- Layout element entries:
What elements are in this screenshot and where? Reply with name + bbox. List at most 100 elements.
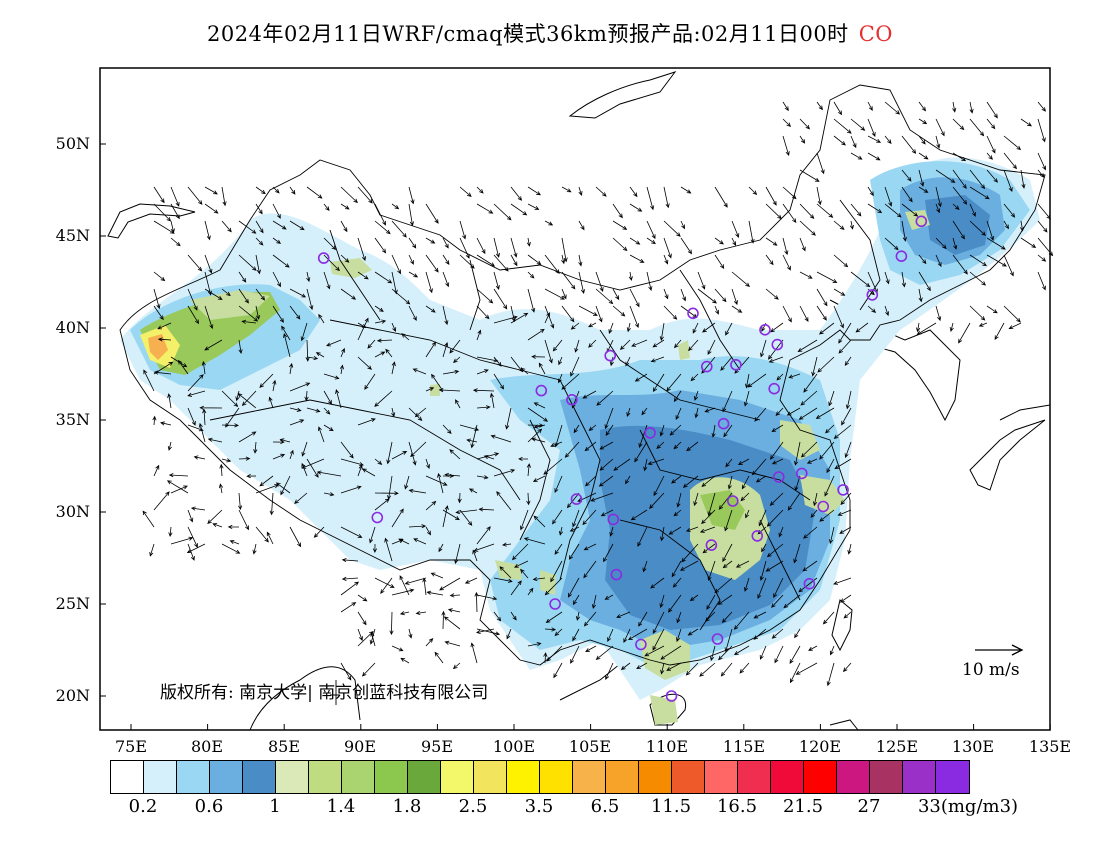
wind-arrow	[204, 254, 213, 274]
station-marker	[644, 427, 656, 439]
wind-arrow	[918, 152, 929, 160]
wind-arrow	[340, 602, 357, 613]
wind-arrow	[723, 424, 733, 438]
wind-arrow	[425, 526, 431, 536]
wind-arrow	[659, 322, 665, 342]
wind-arrow	[398, 538, 410, 545]
lon-label: 80E	[191, 737, 223, 756]
wind-arrow	[816, 305, 827, 321]
wind-arrow	[918, 135, 926, 145]
wind-arrow	[531, 354, 546, 359]
wind-arrow	[782, 101, 789, 112]
wind-arrow	[255, 186, 266, 195]
wind-arrow	[153, 361, 174, 375]
wind-arrow	[952, 237, 958, 250]
wind-arrow	[584, 441, 597, 452]
wind-arrow	[357, 628, 363, 642]
wind-arrow	[153, 305, 164, 321]
wind-arrow	[935, 305, 942, 322]
wind-arrow	[204, 220, 211, 241]
station-marker	[604, 349, 617, 362]
wind-reference-arrow	[975, 644, 1024, 656]
wind-arrow	[476, 288, 494, 304]
wind-arrow	[765, 288, 779, 300]
wind-arrow	[544, 288, 565, 300]
wind-arrow	[425, 475, 448, 486]
colorbar-swatch	[375, 761, 408, 793]
wind-arrow	[741, 475, 750, 490]
wind-arrow	[357, 271, 369, 280]
wind-arrow	[986, 305, 998, 314]
wind-arrow	[472, 388, 495, 393]
wind-arrow	[538, 362, 546, 375]
wind-arrow	[674, 339, 682, 349]
wind-arrow	[798, 407, 818, 420]
field-orange-xinjiang	[148, 334, 168, 360]
wind-arrow	[511, 543, 529, 561]
wind-arrow	[969, 169, 986, 190]
wind-arrow	[755, 475, 767, 483]
wind-arrow	[238, 288, 249, 304]
wind-arrow	[578, 186, 583, 196]
wind-arrow	[523, 537, 546, 545]
wind-arrow	[656, 441, 665, 450]
wind-arrow	[659, 594, 665, 609]
wind-arrow	[721, 611, 733, 623]
wind-arrow	[663, 254, 669, 265]
wind-arrow	[187, 305, 199, 325]
colorbar-label: 0.2	[128, 796, 158, 817]
wind-arrow	[442, 254, 450, 265]
lon-label: 135E	[1029, 737, 1071, 756]
wind-arrow	[160, 421, 172, 426]
wind-arrow	[153, 271, 166, 282]
wind-arrow	[272, 379, 277, 392]
wind-arrow	[799, 135, 806, 144]
wind-arrow	[207, 437, 223, 443]
wind-arrow	[374, 390, 393, 407]
wind-arrow	[255, 237, 264, 246]
colorbar-swatch	[507, 761, 540, 793]
colorbar-label: 2.5	[458, 796, 488, 817]
wind-arrow	[425, 305, 436, 313]
station-marker	[837, 484, 849, 496]
wind-arrow	[668, 526, 682, 535]
wind-arrow	[844, 441, 852, 459]
wind-arrow	[800, 390, 818, 406]
wind-arrow	[705, 611, 716, 622]
wind-arrow	[442, 369, 460, 375]
wind-arrow	[849, 220, 854, 230]
wind-arrow	[799, 237, 806, 252]
wind-arrow	[490, 434, 512, 443]
wind-arrow	[588, 322, 597, 328]
wind-arrow	[142, 510, 155, 528]
title-text: 2024年02月11日WRF/cmaq模式36km预报产品:02月11日00时	[207, 22, 849, 46]
wind-arrow	[855, 322, 869, 333]
wind-arrow	[782, 203, 797, 223]
wind-arrow	[289, 288, 307, 298]
wind-arrow	[241, 390, 257, 407]
wind-arrow	[442, 305, 449, 326]
wind-arrow	[408, 203, 414, 227]
wind-arrow	[238, 509, 249, 531]
colorbar-swatch	[474, 761, 507, 793]
station-marker	[610, 568, 623, 581]
wind-arrow	[476, 305, 490, 320]
wind-arrow	[186, 543, 206, 554]
wind-arrow	[493, 254, 509, 272]
wind-arrow	[369, 628, 376, 645]
wind-arrow	[318, 426, 325, 443]
wind-arrow	[414, 407, 427, 418]
wind-arrow	[323, 390, 332, 405]
wind-arrow	[1003, 220, 1009, 230]
wind-arrow	[341, 558, 359, 563]
wind-arrow	[644, 645, 665, 657]
field-pale-green-east	[780, 420, 845, 515]
wind-arrow	[629, 203, 643, 212]
wind-arrow	[425, 237, 436, 244]
wind-arrow	[1003, 254, 1014, 277]
wind-arrow	[630, 509, 648, 521]
wind-arrow	[412, 368, 427, 375]
wind-arrow	[744, 577, 750, 592]
wind-arrow	[768, 356, 784, 363]
wind-arrow	[434, 651, 444, 664]
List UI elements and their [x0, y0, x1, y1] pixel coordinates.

- Exercise directions:
Copy out, word for word, the lines of the data that start with the line containing "254, 213, 274]" and end with the line containing "761, 408, 793]". Include both of those lines.

- Solved problem:
wind-arrow	[204, 254, 213, 274]
station-marker	[644, 427, 656, 439]
wind-arrow	[918, 152, 929, 160]
wind-arrow	[340, 602, 357, 613]
wind-arrow	[723, 424, 733, 438]
wind-arrow	[425, 526, 431, 536]
wind-arrow	[659, 322, 665, 342]
wind-arrow	[398, 538, 410, 545]
lon-label: 80E	[191, 737, 223, 756]
wind-arrow	[816, 305, 827, 321]
wind-arrow	[918, 135, 926, 145]
wind-arrow	[531, 354, 546, 359]
wind-arrow	[782, 101, 789, 112]
wind-arrow	[255, 186, 266, 195]
wind-arrow	[153, 361, 174, 375]
wind-arrow	[952, 237, 958, 250]
wind-arrow	[584, 441, 597, 452]
wind-arrow	[357, 628, 363, 642]
wind-arrow	[153, 305, 164, 321]
wind-arrow	[935, 305, 942, 322]
wind-arrow	[204, 220, 211, 241]
station-marker	[604, 349, 617, 362]
wind-reference-arrow	[975, 644, 1024, 656]
wind-arrow	[476, 288, 494, 304]
wind-arrow	[765, 288, 779, 300]
wind-arrow	[544, 288, 565, 300]
wind-arrow	[425, 475, 448, 486]
colorbar-swatch	[375, 761, 408, 793]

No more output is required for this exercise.